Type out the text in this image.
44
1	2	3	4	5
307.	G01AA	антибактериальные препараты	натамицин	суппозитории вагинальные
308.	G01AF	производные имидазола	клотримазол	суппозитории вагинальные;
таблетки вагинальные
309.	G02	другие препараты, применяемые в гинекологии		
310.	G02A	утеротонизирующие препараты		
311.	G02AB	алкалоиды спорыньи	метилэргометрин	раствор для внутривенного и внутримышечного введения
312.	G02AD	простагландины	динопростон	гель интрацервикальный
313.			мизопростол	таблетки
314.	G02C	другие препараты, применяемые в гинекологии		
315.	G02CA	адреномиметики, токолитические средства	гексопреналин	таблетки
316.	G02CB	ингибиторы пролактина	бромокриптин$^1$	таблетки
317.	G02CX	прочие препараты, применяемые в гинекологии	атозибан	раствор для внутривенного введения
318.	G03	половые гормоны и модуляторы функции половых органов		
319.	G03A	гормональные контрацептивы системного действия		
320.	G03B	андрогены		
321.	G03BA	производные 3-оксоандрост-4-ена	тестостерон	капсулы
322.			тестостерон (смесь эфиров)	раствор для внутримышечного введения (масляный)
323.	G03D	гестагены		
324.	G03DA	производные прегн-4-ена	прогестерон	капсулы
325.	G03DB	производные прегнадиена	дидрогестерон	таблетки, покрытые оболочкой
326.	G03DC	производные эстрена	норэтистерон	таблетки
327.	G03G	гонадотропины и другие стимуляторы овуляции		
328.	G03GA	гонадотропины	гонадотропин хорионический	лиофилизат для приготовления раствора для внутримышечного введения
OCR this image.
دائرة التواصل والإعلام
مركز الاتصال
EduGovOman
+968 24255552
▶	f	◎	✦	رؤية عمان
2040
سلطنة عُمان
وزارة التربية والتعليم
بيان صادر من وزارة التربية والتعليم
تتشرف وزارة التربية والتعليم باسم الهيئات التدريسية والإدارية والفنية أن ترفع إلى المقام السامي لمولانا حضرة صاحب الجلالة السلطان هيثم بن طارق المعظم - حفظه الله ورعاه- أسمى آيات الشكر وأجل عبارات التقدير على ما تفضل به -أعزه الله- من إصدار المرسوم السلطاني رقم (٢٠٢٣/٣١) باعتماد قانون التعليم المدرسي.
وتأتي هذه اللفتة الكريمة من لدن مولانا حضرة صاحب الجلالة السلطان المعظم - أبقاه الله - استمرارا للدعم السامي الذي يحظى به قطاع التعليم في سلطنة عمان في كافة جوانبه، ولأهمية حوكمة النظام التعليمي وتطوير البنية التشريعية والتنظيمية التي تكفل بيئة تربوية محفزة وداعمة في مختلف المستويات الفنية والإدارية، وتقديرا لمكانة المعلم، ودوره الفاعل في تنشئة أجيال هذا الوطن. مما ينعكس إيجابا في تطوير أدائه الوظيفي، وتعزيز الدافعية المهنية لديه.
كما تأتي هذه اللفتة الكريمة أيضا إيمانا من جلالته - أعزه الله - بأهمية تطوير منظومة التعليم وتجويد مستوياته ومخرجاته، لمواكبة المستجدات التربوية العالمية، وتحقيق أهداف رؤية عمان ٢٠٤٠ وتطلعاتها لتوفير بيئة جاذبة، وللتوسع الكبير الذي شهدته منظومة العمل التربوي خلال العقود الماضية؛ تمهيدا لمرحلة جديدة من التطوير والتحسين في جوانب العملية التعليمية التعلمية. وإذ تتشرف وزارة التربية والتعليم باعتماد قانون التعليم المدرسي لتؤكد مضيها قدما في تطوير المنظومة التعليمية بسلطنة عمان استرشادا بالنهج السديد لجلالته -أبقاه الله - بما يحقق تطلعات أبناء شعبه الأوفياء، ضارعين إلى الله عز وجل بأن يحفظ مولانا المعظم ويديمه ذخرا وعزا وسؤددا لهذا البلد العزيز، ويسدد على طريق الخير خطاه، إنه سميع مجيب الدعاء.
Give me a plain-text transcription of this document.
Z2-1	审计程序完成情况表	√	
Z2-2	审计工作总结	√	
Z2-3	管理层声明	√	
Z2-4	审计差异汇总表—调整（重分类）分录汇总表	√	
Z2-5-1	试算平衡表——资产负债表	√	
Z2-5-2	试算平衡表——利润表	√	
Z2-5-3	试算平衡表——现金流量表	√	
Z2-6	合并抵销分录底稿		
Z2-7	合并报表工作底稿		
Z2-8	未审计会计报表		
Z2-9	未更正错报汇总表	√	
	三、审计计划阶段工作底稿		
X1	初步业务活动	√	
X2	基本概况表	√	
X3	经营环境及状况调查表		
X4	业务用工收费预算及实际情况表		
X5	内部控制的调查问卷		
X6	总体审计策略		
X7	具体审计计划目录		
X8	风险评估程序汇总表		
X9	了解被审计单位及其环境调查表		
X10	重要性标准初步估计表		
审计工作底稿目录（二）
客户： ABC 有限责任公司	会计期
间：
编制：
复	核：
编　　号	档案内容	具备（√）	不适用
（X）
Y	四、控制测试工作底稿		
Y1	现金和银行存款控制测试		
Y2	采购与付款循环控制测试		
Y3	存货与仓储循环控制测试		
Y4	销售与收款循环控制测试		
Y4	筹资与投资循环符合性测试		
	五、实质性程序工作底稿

** STATED EXERCISE **
Extract all the material, leaving every line as it is.

** SOLUTION TO THIS PROBLEM **
Type out the text in this image.
44
1	2	3	4	5
307.	G01AA	антибактериальные препараты	натамицин	суппозитории вагинальные
308.	G01AF	производные имидазола	клотримазол	суппозитории вагинальные;
таблетки вагинальные
309.	G02	другие препараты, применяемые в гинекологии		
310.	G02A	утеротонизирующие препараты		
311.	G02AB	алкалоиды спорыньи	метилэргометрин	раствор для внутривенного и внутримышечного введения
312.	G02AD	простагландины	динопростон	гель интрацервикальный
313.			мизопростол	таблетки
314.	G02C	другие препараты, применяемые в гинекологии		
315.	G02CA	адреномиметики, токолитические средства	гексопреналин	таблетки
316.	G02CB	ингибиторы пролактина	бромокриптин$^1$	таблетки
317.	G02CX	прочие препараты, применяемые в гинекологии	атозибан	раствор для внутривенного введения
318.	G03	половые гормоны и модуляторы функции половых органов		
319.	G03A	гормональные контрацептивы системного действия		
320.	G03B	андрогены		
321.	G03BA	производные 3-оксоандрост-4-ена	тестостерон	капсулы
322.			тестостерон (смесь эфиров)	раствор для внутримышечного введения (масляный)
323.	G03D	гестагены		
324.	G03DA	производные прегн-4-ена	прогестерон	капсулы
325.	G03DB	производные прегнадиена	дидрогестерон	таблетки, покрытые оболочкой
326.	G03DC	производные эстрена	норэтистерон	таблетки
327.	G03G	гонадотропины и другие стимуляторы овуляции		
328.	G03GA	гонадотропины	гонадотропин хорионический	лиофилизат для приготовления раствора для внутримышечного введения
OCR this image.
دائرة التواصل والإعلام
مركز الاتصال
EduGovOman
+968 24255552
▶	f	◎	✦	رؤية عمان
2040
سلطنة عُمان
وزارة التربية والتعليم
بيان صادر من وزارة التربية والتعليم
تتشرف وزارة التربية والتعليم باسم الهيئات التدريسية والإدارية والفنية أن ترفع إلى المقام السامي لمولانا حضرة صاحب الجلالة السلطان هيثم بن طارق المعظم - حفظه الله ورعاه- أسمى آيات الشكر وأجل عبارات التقدير على ما تفضل به -أعزه الله- من إصدار المرسوم السلطاني رقم (٢٠٢٣/٣١) باعتماد قانون التعليم المدرسي.
وتأتي هذه اللفتة الكريمة من لدن مولانا حضرة صاحب الجلالة السلطان المعظم - أبقاه الله - استمرارا للدعم السامي الذي يحظى به قطاع التعليم في سلطنة عمان في كافة جوانبه، ولأهمية حوكمة النظام التعليمي وتطوير البنية التشريعية والتنظيمية التي تكفل بيئة تربوية محفزة وداعمة في مختلف المستويات الفنية والإدارية، وتقديرا لمكانة المعلم، ودوره الفاعل في تنشئة أجيال هذا الوطن. مما ينعكس إيجابا في تطوير أدائه الوظيفي، وتعزيز الدافعية المهنية لديه.
كما تأتي هذه اللفتة الكريمة أيضا إيمانا من جلالته - أعزه الله - بأهمية تطوير منظومة التعليم وتجويد مستوياته ومخرجاته، لمواكبة المستجدات التربوية العالمية، وتحقيق أهداف رؤية عمان ٢٠٤٠ وتطلعاتها لتوفير بيئة جاذبة، وللتوسع الكبير الذي شهدته منظومة العمل التربوي خلال العقود الماضية؛ تمهيدا لمرحلة جديدة من التطوير والتحسين في جوانب العملية التعليمية التعلمية. وإذ تتشرف وزارة التربية والتعليم باعتماد قانون التعليم المدرسي لتؤكد مضيها قدما في تطوير المنظومة التعليمية بسلطنة عمان استرشادا بالنهج السديد لجلالته -أبقاه الله - بما يحقق تطلعات أبناء شعبه الأوفياء، ضارعين إلى الله عز وجل بأن يحفظ مولانا المعظم ويديمه ذخرا وعزا وسؤددا لهذا البلد العزيز، ويسدد على طريق الخير خطاه، إنه سميع مجيب الدعاء.
Give me a plain-text transcription of this document.
Z2-1	审计程序完成情况表	√	
Z2-2	审计工作总结	√	
Z2-3	管理层声明	√	
Z2-4	审计差异汇总表—调整（重分类）分录汇总表	√	
Z2-5-1	试算平衡表——资产负债表	√	
Z2-5-2	试算平衡表——利润表	√	
Z2-5-3	试算平衡表——现金流量表	√	
Z2-6	合并抵销分录底稿		
Z2-7	合并报表工作底稿		
Z2-8	未审计会计报表		
Z2-9	未更正错报汇总表	√	
	三、审计计划阶段工作底稿		
X1	初步业务活动	√	
X2	基本概况表	√	
X3	经营环境及状况调查表		
X4	业务用工收费预算及实际情况表		
X5	内部控制的调查问卷		
X6	总体审计策略		
X7	具体审计计划目录		
X8	风险评估程序汇总表		
X9	了解被审计单位及其环境调查表		
X10	重要性标准初步估计表		
审计工作底稿目录（二）
客户： ABC 有限责任公司	会计期
间：
编制：
复	核：
编　　号	档案内容	具备（√）	不适用
（X）
Y	四、控制测试工作底稿		
Y1	现金和银行存款控制测试		
Y2	采购与付款循环控制测试		
Y3	存货与仓储循环控制测试		
Y4	销售与收款循环控制测试		
Y4	筹资与投资循环符合性测试		
	五、实质性程序工作底稿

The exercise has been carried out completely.